DATA EXCERPTS:
----------------

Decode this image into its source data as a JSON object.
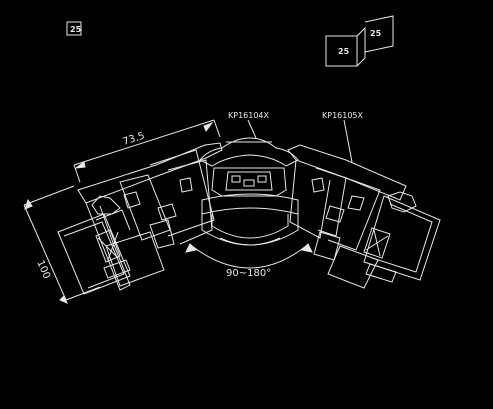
{
  "diagram": {
    "section_tag": "25",
    "key_inset": {
      "left_label": "25",
      "right_label": "25"
    },
    "profile_labels": {
      "left": "KP16104X",
      "right": "KP16105X"
    },
    "dimensions": {
      "length": "73.5",
      "height": "100",
      "angle_range": "90~180°"
    }
  },
  "colors": {
    "background": "#000000",
    "line": "#e8e8e8"
  }
}
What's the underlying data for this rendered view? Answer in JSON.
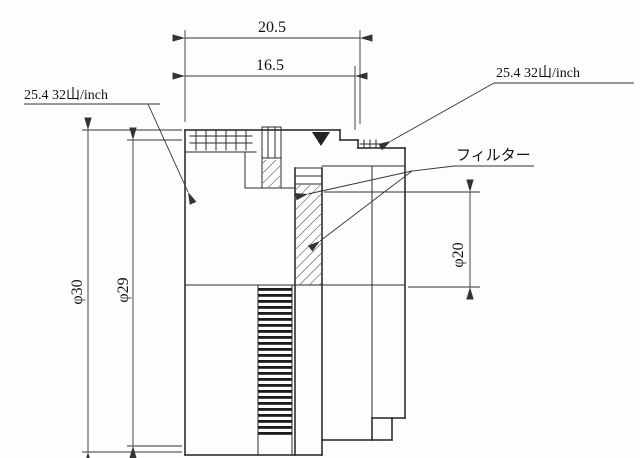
{
  "drawing": {
    "title": "filter-adapter-section-drawing",
    "dim_width_outer": "20.5",
    "dim_width_inner": "16.5",
    "thread_left": "25.4 32山/inch",
    "thread_right": "25.4 32山/inch",
    "filter_label": "フィルター",
    "dia_outer": "φ30",
    "dia_mid": "φ29",
    "dia_bore": "φ20"
  },
  "colors": {
    "line": "#222222",
    "dimension_line": "#333333",
    "background": "#fdfdfd",
    "text": "#111111"
  }
}
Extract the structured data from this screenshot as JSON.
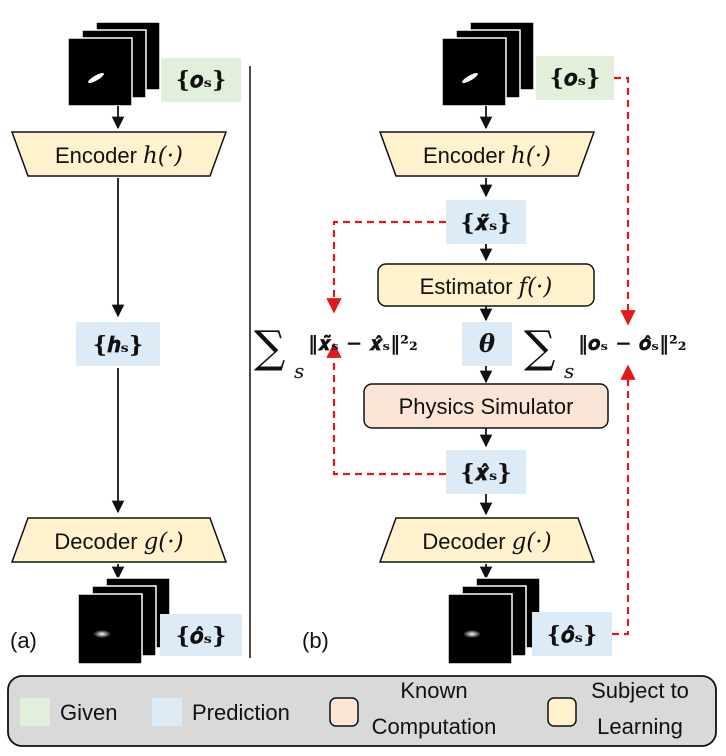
{
  "colors": {
    "given": "#e2efda",
    "prediction": "#ddebf7",
    "known": "#fbe5d6",
    "learning": "#fff2cc",
    "accent_dashed": "#e0191b",
    "legend_bg": "#d9d9d9"
  },
  "panel_a": {
    "label": "(a)",
    "input_var": "{𝒐ₛ}",
    "encoder": {
      "word": "Encoder",
      "fn": "h(·)"
    },
    "latent": "{𝒉ₛ}",
    "decoder": {
      "word": "Decoder",
      "fn": "g(·)"
    },
    "output_var": "{𝒐̂ₛ}"
  },
  "panel_b": {
    "label": "(b)",
    "input_var": "{𝒐ₛ}",
    "encoder": {
      "word": "Encoder",
      "fn": "h(·)"
    },
    "state_est": "{𝒙̃ₛ}",
    "estimator": {
      "word": "Estimator",
      "fn": "f(·)"
    },
    "theta": "𝜽",
    "simulator": "Physics Simulator",
    "state_pred": "{𝒙̂ₛ}",
    "decoder": {
      "word": "Decoder",
      "fn": "g(·)"
    },
    "output_var": "{𝒐̂ₛ}",
    "loss_state": "‖𝒙̃ₛ − 𝒙̂ₛ‖²₂",
    "loss_obs": "‖𝒐ₛ − 𝒐̂ₛ‖²₂",
    "sum_symbol": "∑",
    "sum_sub": "s"
  },
  "legend": {
    "given": "Given",
    "prediction": "Prediction",
    "known_line1": "Known",
    "known_line2": "Computation",
    "learning_line1": "Subject to",
    "learning_line2": "Learning"
  }
}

----------------

TASK OBJECTIVE: All lines from the line containing "What's the underlying" through the end of the listing above are to be given again exactly; pictures are not part of the copy.

FINAL RESULT:
What's the underlying data for this rendered view? Answer in JSON.
{
  "drawing": {
    "title": "filter-adapter-section-drawing",
    "dim_width_outer": "20.5",
    "dim_width_inner": "16.5",
    "thread_left": "25.4 32山/inch",
    "thread_right": "25.4 32山/inch",
    "filter_label": "フィルター",
    "dia_outer": "φ30",
    "dia_mid": "φ29",
    "dia_bore": "φ20"
  },
  "colors": {
    "line": "#222222",
    "dimension_line": "#333333",
    "background": "#fdfdfd",
    "text": "#111111"
  }
}
Extract the structured data from this screenshot as JSON.
{
  "colors": {
    "given": "#e2efda",
    "prediction": "#ddebf7",
    "known": "#fbe5d6",
    "learning": "#fff2cc",
    "accent_dashed": "#e0191b",
    "legend_bg": "#d9d9d9"
  },
  "panel_a": {
    "label": "(a)",
    "input_var": "{𝒐ₛ}",
    "encoder": {
      "word": "Encoder",
      "fn": "h(·)"
    },
    "latent": "{𝒉ₛ}",
    "decoder": {
      "word": "Decoder",
      "fn": "g(·)"
    },
    "output_var": "{𝒐̂ₛ}"
  },
  "panel_b": {
    "label": "(b)",
    "input_var": "{𝒐ₛ}",
    "encoder": {
      "word": "Encoder",
      "fn": "h(·)"
    },
    "state_est": "{𝒙̃ₛ}",
    "estimator": {
      "word": "Estimator",
      "fn": "f(·)"
    },
    "theta": "𝜽",
    "simulator": "Physics Simulator",
    "state_pred": "{𝒙̂ₛ}",
    "decoder": {
      "word": "Decoder",
      "fn": "g(·)"
    },
    "output_var": "{𝒐̂ₛ}",
    "loss_state": "‖𝒙̃ₛ − 𝒙̂ₛ‖²₂",
    "loss_obs": "‖𝒐ₛ − 𝒐̂ₛ‖²₂",
    "sum_symbol": "∑",
    "sum_sub": "s"
  },
  "legend": {
    "given": "Given",
    "prediction": "Prediction",
    "known_line1": "Known",
    "known_line2": "Computation",
    "learning_line1": "Subject to",
    "learning_line2": "Learning"
  }
}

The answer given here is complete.